[begin DATASET ROWS]

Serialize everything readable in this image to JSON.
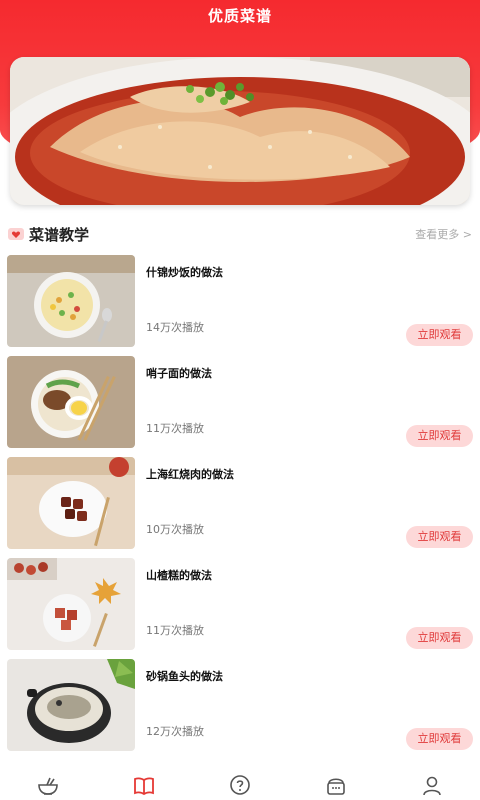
{
  "header": {
    "title": "优质菜谱"
  },
  "banner": {
    "image": "spicy-chicken-dish"
  },
  "section": {
    "title": "菜谱教学",
    "more": "查看更多 >",
    "icon": "heart-icon"
  },
  "recipes": [
    {
      "name": "什锦炒饭的做法",
      "plays": "14万次播放",
      "button": "立即观看",
      "thumb": "fried-rice"
    },
    {
      "name": "哨子面的做法",
      "plays": "11万次播放",
      "button": "立即观看",
      "thumb": "noodles"
    },
    {
      "name": "上海红烧肉的做法",
      "plays": "10万次播放",
      "button": "立即观看",
      "thumb": "braised-pork"
    },
    {
      "name": "山楂糕的做法",
      "plays": "11万次播放",
      "button": "立即观看",
      "thumb": "hawthorn-cake"
    },
    {
      "name": "砂锅鱼头的做法",
      "plays": "12万次播放",
      "button": "立即观看",
      "thumb": "fish-head-pot"
    }
  ],
  "nav": [
    {
      "icon": "bowl-icon",
      "active": false
    },
    {
      "icon": "book-icon",
      "active": true
    },
    {
      "icon": "question-icon",
      "active": false
    },
    {
      "icon": "food-box-icon",
      "active": false
    },
    {
      "icon": "user-icon",
      "active": false
    }
  ],
  "colors": {
    "primary": "#f52a2f",
    "button_bg": "#fdd8d8",
    "button_text": "#e03a3a",
    "inactive_icon": "#555555"
  }
}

[end DATASET ROWS]

**INSTRUCTIONS FOR THE TASK**
Using the records above, retype everything exactly except the pictures.

**RESULT OF THE EXERCISE**
Serialize everything readable in this image to JSON.
{
  "header": {
    "title": "优质菜谱"
  },
  "banner": {
    "image": "spicy-chicken-dish"
  },
  "section": {
    "title": "菜谱教学",
    "more": "查看更多 >",
    "icon": "heart-icon"
  },
  "recipes": [
    {
      "name": "什锦炒饭的做法",
      "plays": "14万次播放",
      "button": "立即观看",
      "thumb": "fried-rice"
    },
    {
      "name": "哨子面的做法",
      "plays": "11万次播放",
      "button": "立即观看",
      "thumb": "noodles"
    },
    {
      "name": "上海红烧肉的做法",
      "plays": "10万次播放",
      "button": "立即观看",
      "thumb": "braised-pork"
    },
    {
      "name": "山楂糕的做法",
      "plays": "11万次播放",
      "button": "立即观看",
      "thumb": "hawthorn-cake"
    },
    {
      "name": "砂锅鱼头的做法",
      "plays": "12万次播放",
      "button": "立即观看",
      "thumb": "fish-head-pot"
    }
  ],
  "nav": [
    {
      "icon": "bowl-icon",
      "active": false
    },
    {
      "icon": "book-icon",
      "active": true
    },
    {
      "icon": "question-icon",
      "active": false
    },
    {
      "icon": "food-box-icon",
      "active": false
    },
    {
      "icon": "user-icon",
      "active": false
    }
  ],
  "colors": {
    "primary": "#f52a2f",
    "button_bg": "#fdd8d8",
    "button_text": "#e03a3a",
    "inactive_icon": "#555555"
  }
}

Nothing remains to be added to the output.